# Task statement
Transcribe the records exactly. Pictures do not belong in the transcription.

[Data entries]
————————

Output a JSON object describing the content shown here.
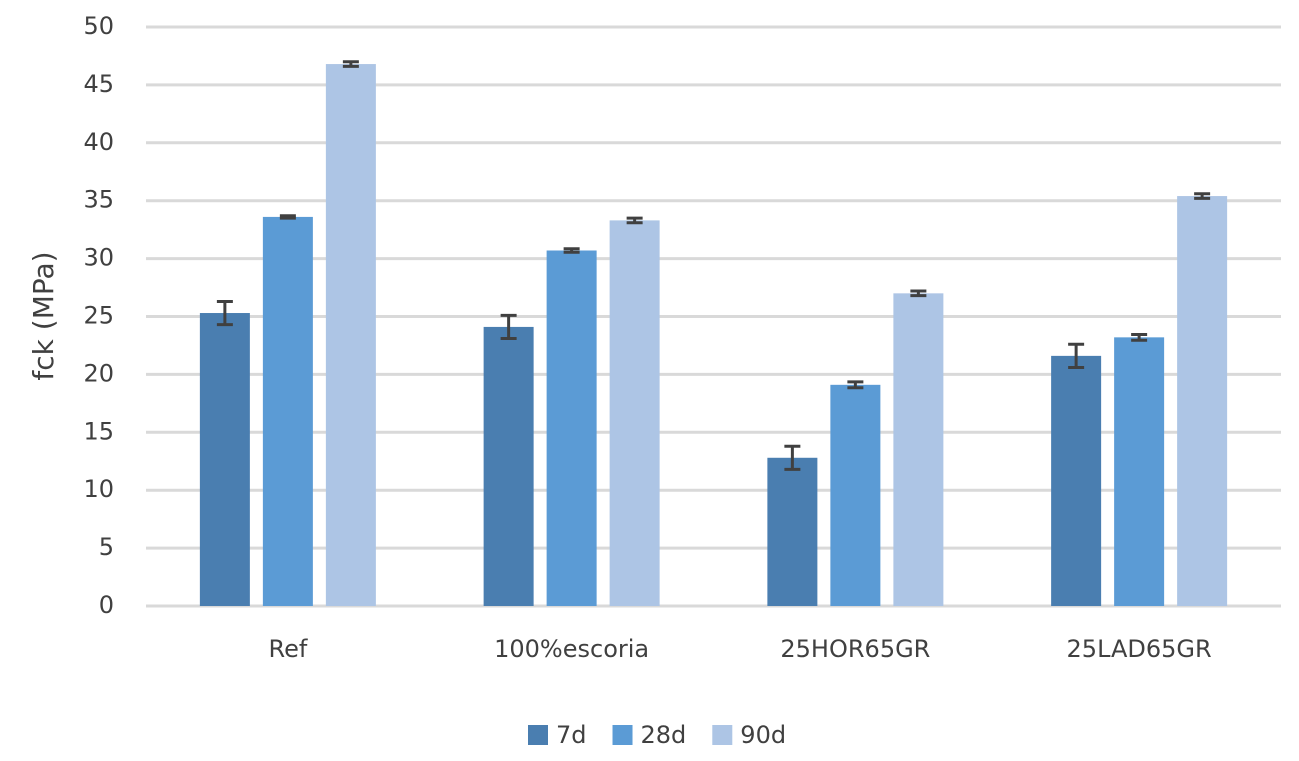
{
  "chart_data": {
    "type": "bar",
    "y_label": "fck (MPa)",
    "categories": [
      "Ref",
      "100%escoria",
      "25HOR65GR",
      "25LAD65GR"
    ],
    "series": [
      {
        "name": "7d",
        "color": "#4a7eb0",
        "values": [
          25.3,
          24.1,
          12.8,
          21.6
        ],
        "errors": [
          1.0,
          1.0,
          1.0,
          1.0
        ]
      },
      {
        "name": "28d",
        "color": "#5b9bd5",
        "values": [
          33.6,
          30.7,
          19.1,
          23.2
        ],
        "errors": [
          0.1,
          0.15,
          0.25,
          0.25
        ]
      },
      {
        "name": "90d",
        "color": "#adc5e5",
        "values": [
          46.8,
          33.3,
          27.0,
          35.4
        ],
        "errors": [
          0.2,
          0.2,
          0.2,
          0.2
        ]
      }
    ],
    "ylim": [
      0,
      50
    ],
    "yticks": [
      0,
      5,
      10,
      15,
      20,
      25,
      30,
      35,
      40,
      45,
      50
    ],
    "grid": true,
    "legend": "bottom",
    "error_color": "#404040"
  }
}
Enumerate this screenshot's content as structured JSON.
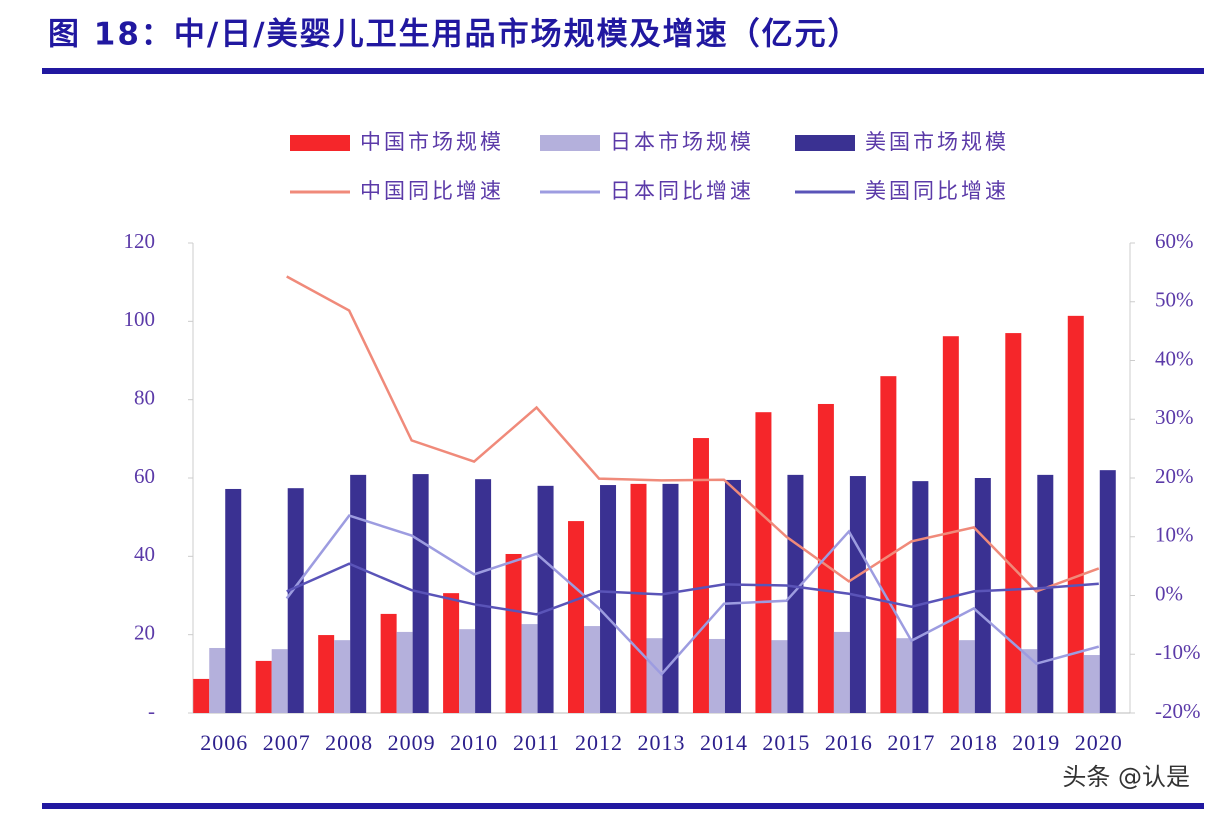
{
  "chart_data": {
    "type": "bar",
    "title": "图 18：中/日/美婴儿卫生用品市场规模及增速（亿元）",
    "watermark": "头条 @认是",
    "categories": [
      "2006",
      "2007",
      "2008",
      "2009",
      "2010",
      "2011",
      "2012",
      "2013",
      "2014",
      "2015",
      "2016",
      "2017",
      "2018",
      "2019",
      "2020"
    ],
    "series": [
      {
        "name": "中国市场规模",
        "type": "bar",
        "color": "#f5262a",
        "values": [
          8.7,
          13.3,
          19.9,
          25.3,
          30.6,
          40.6,
          49,
          58.5,
          70.2,
          76.8,
          78.9,
          86,
          96.2,
          97,
          101.4
        ]
      },
      {
        "name": "日本市场规模",
        "type": "bar",
        "color": "#b4b0dc",
        "values": [
          16.6,
          16.3,
          18.6,
          20.7,
          21.4,
          22.7,
          22.2,
          19.1,
          18.9,
          18.6,
          20.7,
          19.1,
          18.6,
          16.3,
          14.8
        ]
      },
      {
        "name": "美国市场规模",
        "type": "bar",
        "color": "#3a3192",
        "values": [
          57.2,
          57.4,
          60.8,
          61,
          59.7,
          58,
          58.2,
          58.5,
          59.5,
          60.8,
          60.5,
          59.2,
          60,
          60.8,
          62
        ]
      },
      {
        "name": "中国同比增速",
        "type": "line",
        "axis": "y2",
        "color": "#f08a7a",
        "values": [
          null,
          54.3,
          48.5,
          26.4,
          22.8,
          32,
          19.9,
          19.6,
          19.7,
          10,
          2.4,
          9.2,
          11.6,
          0.7,
          4.6
        ]
      },
      {
        "name": "日本同比增速",
        "type": "line",
        "axis": "y2",
        "color": "#9d9ce0",
        "values": [
          null,
          -0.5,
          13.6,
          10.2,
          3.6,
          7.1,
          -2.2,
          -13.4,
          -1.4,
          -0.9,
          10.9,
          -7.7,
          -2.2,
          -11.6,
          -8.7
        ]
      },
      {
        "name": "美国同比增速",
        "type": "line",
        "axis": "y2",
        "color": "#5a54b8",
        "values": [
          null,
          0.7,
          5.4,
          0.9,
          -1.5,
          -3.2,
          0.7,
          0.2,
          1.9,
          1.7,
          0.3,
          -1.9,
          0.7,
          1.2,
          2
        ]
      }
    ],
    "ylim": [
      0,
      120
    ],
    "yticks": [
      {
        "value": 0,
        "label": "-"
      },
      20,
      40,
      60,
      80,
      100,
      120
    ],
    "y2lim": [
      -20,
      60
    ],
    "y2ticks": [
      {
        "value": -20,
        "label": "-20%"
      },
      {
        "value": -10,
        "label": "-10%"
      },
      {
        "value": 0,
        "label": "0%"
      },
      {
        "value": 10,
        "label": "10%"
      },
      {
        "value": 20,
        "label": "20%"
      },
      {
        "value": 30,
        "label": "30%"
      },
      {
        "value": 40,
        "label": "40%"
      },
      {
        "value": 50,
        "label": "50%"
      },
      {
        "value": 60,
        "label": "60%"
      }
    ]
  }
}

————————

# Answer for the task
Output a JSON object describing the content shown here.
{
  "chart_data": {
    "type": "bar",
    "y_label": "fck (MPa)",
    "categories": [
      "Ref",
      "100%escoria",
      "25HOR65GR",
      "25LAD65GR"
    ],
    "series": [
      {
        "name": "7d",
        "color": "#4a7eb0",
        "values": [
          25.3,
          24.1,
          12.8,
          21.6
        ],
        "errors": [
          1.0,
          1.0,
          1.0,
          1.0
        ]
      },
      {
        "name": "28d",
        "color": "#5b9bd5",
        "values": [
          33.6,
          30.7,
          19.1,
          23.2
        ],
        "errors": [
          0.1,
          0.15,
          0.25,
          0.25
        ]
      },
      {
        "name": "90d",
        "color": "#adc5e5",
        "values": [
          46.8,
          33.3,
          27.0,
          35.4
        ],
        "errors": [
          0.2,
          0.2,
          0.2,
          0.2
        ]
      }
    ],
    "ylim": [
      0,
      50
    ],
    "yticks": [
      0,
      5,
      10,
      15,
      20,
      25,
      30,
      35,
      40,
      45,
      50
    ],
    "grid": true,
    "legend": "bottom",
    "error_color": "#404040"
  }
}
Enumerate this screenshot's content as structured JSON.
{
  "chart_data": {
    "type": "bar",
    "title": "图 18：中/日/美婴儿卫生用品市场规模及增速（亿元）",
    "watermark": "头条 @认是",
    "categories": [
      "2006",
      "2007",
      "2008",
      "2009",
      "2010",
      "2011",
      "2012",
      "2013",
      "2014",
      "2015",
      "2016",
      "2017",
      "2018",
      "2019",
      "2020"
    ],
    "series": [
      {
        "name": "中国市场规模",
        "type": "bar",
        "color": "#f5262a",
        "values": [
          8.7,
          13.3,
          19.9,
          25.3,
          30.6,
          40.6,
          49,
          58.5,
          70.2,
          76.8,
          78.9,
          86,
          96.2,
          97,
          101.4
        ]
      },
      {
        "name": "日本市场规模",
        "type": "bar",
        "color": "#b4b0dc",
        "values": [
          16.6,
          16.3,
          18.6,
          20.7,
          21.4,
          22.7,
          22.2,
          19.1,
          18.9,
          18.6,
          20.7,
          19.1,
          18.6,
          16.3,
          14.8
        ]
      },
      {
        "name": "美国市场规模",
        "type": "bar",
        "color": "#3a3192",
        "values": [
          57.2,
          57.4,
          60.8,
          61,
          59.7,
          58,
          58.2,
          58.5,
          59.5,
          60.8,
          60.5,
          59.2,
          60,
          60.8,
          62
        ]
      },
      {
        "name": "中国同比增速",
        "type": "line",
        "axis": "y2",
        "color": "#f08a7a",
        "values": [
          null,
          54.3,
          48.5,
          26.4,
          22.8,
          32,
          19.9,
          19.6,
          19.7,
          10,
          2.4,
          9.2,
          11.6,
          0.7,
          4.6
        ]
      },
      {
        "name": "日本同比增速",
        "type": "line",
        "axis": "y2",
        "color": "#9d9ce0",
        "values": [
          null,
          -0.5,
          13.6,
          10.2,
          3.6,
          7.1,
          -2.2,
          -13.4,
          -1.4,
          -0.9,
          10.9,
          -7.7,
          -2.2,
          -11.6,
          -8.7
        ]
      },
      {
        "name": "美国同比增速",
        "type": "line",
        "axis": "y2",
        "color": "#5a54b8",
        "values": [
          null,
          0.7,
          5.4,
          0.9,
          -1.5,
          -3.2,
          0.7,
          0.2,
          1.9,
          1.7,
          0.3,
          -1.9,
          0.7,
          1.2,
          2
        ]
      }
    ],
    "ylim": [
      0,
      120
    ],
    "yticks": [
      {
        "value": 0,
        "label": "-"
      },
      20,
      40,
      60,
      80,
      100,
      120
    ],
    "y2lim": [
      -20,
      60
    ],
    "y2ticks": [
      {
        "value": -20,
        "label": "-20%"
      },
      {
        "value": -10,
        "label": "-10%"
      },
      {
        "value": 0,
        "label": "0%"
      },
      {
        "value": 10,
        "label": "10%"
      },
      {
        "value": 20,
        "label": "20%"
      },
      {
        "value": 30,
        "label": "30%"
      },
      {
        "value": 40,
        "label": "40%"
      },
      {
        "value": 50,
        "label": "50%"
      },
      {
        "value": 60,
        "label": "60%"
      }
    ]
  }
}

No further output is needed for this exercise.